━━ DATA FOR THIS TASK

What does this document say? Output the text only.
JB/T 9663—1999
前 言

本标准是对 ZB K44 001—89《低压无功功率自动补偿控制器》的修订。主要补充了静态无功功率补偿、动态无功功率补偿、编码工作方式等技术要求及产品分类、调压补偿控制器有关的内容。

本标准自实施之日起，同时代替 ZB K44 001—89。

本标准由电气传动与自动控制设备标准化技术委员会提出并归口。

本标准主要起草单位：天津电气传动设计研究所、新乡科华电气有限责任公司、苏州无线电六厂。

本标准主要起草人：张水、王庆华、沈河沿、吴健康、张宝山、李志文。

━━━━

* PROBLEM REQUIREMENTS
Please give back all of the records exactly as written.

* OUTPUT OF THE EXERCISE
What does this document say? Output the text only.
JB/T 9663—1999
前 言

本标准是对 ZB K44 001—89《低压无功功率自动补偿控制器》的修订。主要补充了静态无功功率补偿、动态无功功率补偿、编码工作方式等技术要求及产品分类、调压补偿控制器有关的内容。

本标准自实施之日起，同时代替 ZB K44 001—89。

本标准由电气传动与自动控制设备标准化技术委员会提出并归口。

本标准主要起草单位：天津电气传动设计研究所、新乡科华电气有限责任公司、苏州无线电六厂。

本标准主要起草人：张水、王庆华、沈河沿、吴健康、张宝山、李志文。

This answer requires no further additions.